» Stated problem: Pictures within the data are to be left out; everything else must be reproduced exactly.

» Material supplied:

#####

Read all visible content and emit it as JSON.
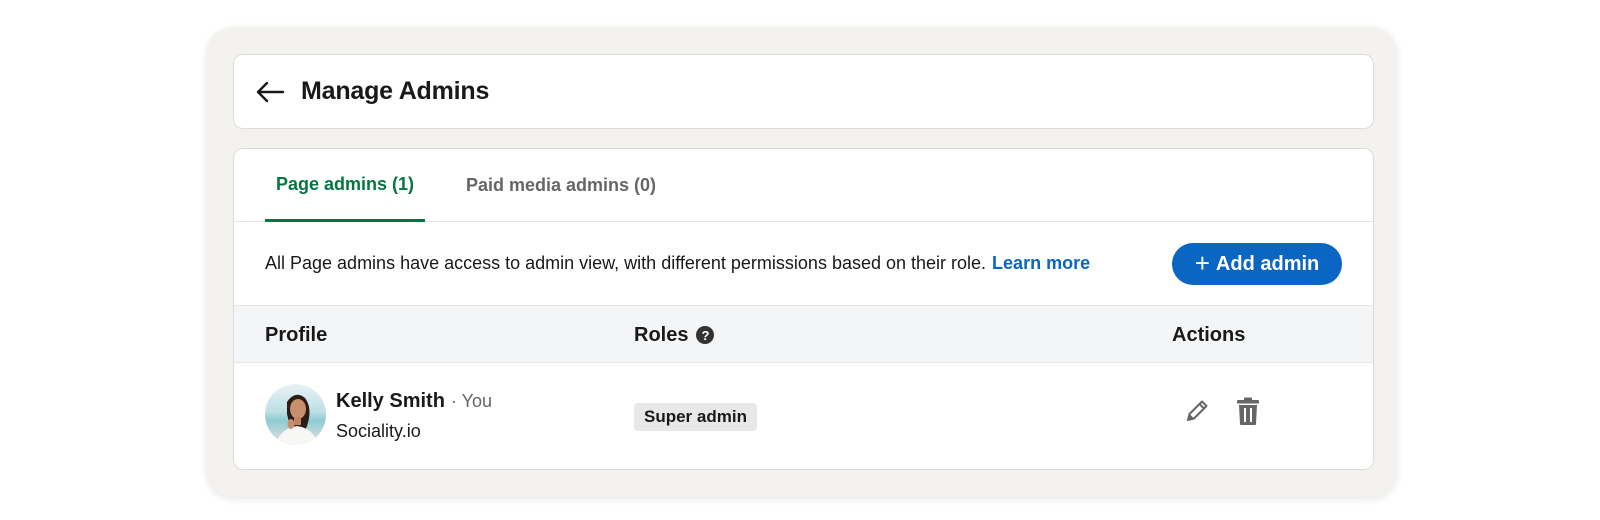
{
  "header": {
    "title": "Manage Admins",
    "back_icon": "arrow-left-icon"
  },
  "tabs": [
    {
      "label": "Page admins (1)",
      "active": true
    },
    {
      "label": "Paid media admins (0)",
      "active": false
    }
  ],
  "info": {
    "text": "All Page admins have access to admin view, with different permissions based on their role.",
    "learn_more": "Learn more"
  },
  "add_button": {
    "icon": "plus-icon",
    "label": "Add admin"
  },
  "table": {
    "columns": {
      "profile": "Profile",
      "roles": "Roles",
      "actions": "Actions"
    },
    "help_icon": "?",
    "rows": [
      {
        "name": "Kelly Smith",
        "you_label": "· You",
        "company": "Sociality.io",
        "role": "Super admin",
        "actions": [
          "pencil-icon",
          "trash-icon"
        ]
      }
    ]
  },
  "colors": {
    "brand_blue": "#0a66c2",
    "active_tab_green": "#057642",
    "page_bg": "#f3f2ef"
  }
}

#####

» The result:
Read all visible content and emit it as JSON.
{
  "header": {
    "title": "Manage Admins",
    "back_icon": "arrow-left-icon"
  },
  "tabs": [
    {
      "label": "Page admins (1)",
      "active": true
    },
    {
      "label": "Paid media admins (0)",
      "active": false
    }
  ],
  "info": {
    "text": "All Page admins have access to admin view, with different permissions based on their role.",
    "learn_more": "Learn more"
  },
  "add_button": {
    "icon": "plus-icon",
    "label": "Add admin"
  },
  "table": {
    "columns": {
      "profile": "Profile",
      "roles": "Roles",
      "actions": "Actions"
    },
    "help_icon": "?",
    "rows": [
      {
        "name": "Kelly Smith",
        "you_label": "· You",
        "company": "Sociality.io",
        "role": "Super admin",
        "actions": [
          "pencil-icon",
          "trash-icon"
        ]
      }
    ]
  },
  "colors": {
    "brand_blue": "#0a66c2",
    "active_tab_green": "#057642",
    "page_bg": "#f3f2ef"
  }
}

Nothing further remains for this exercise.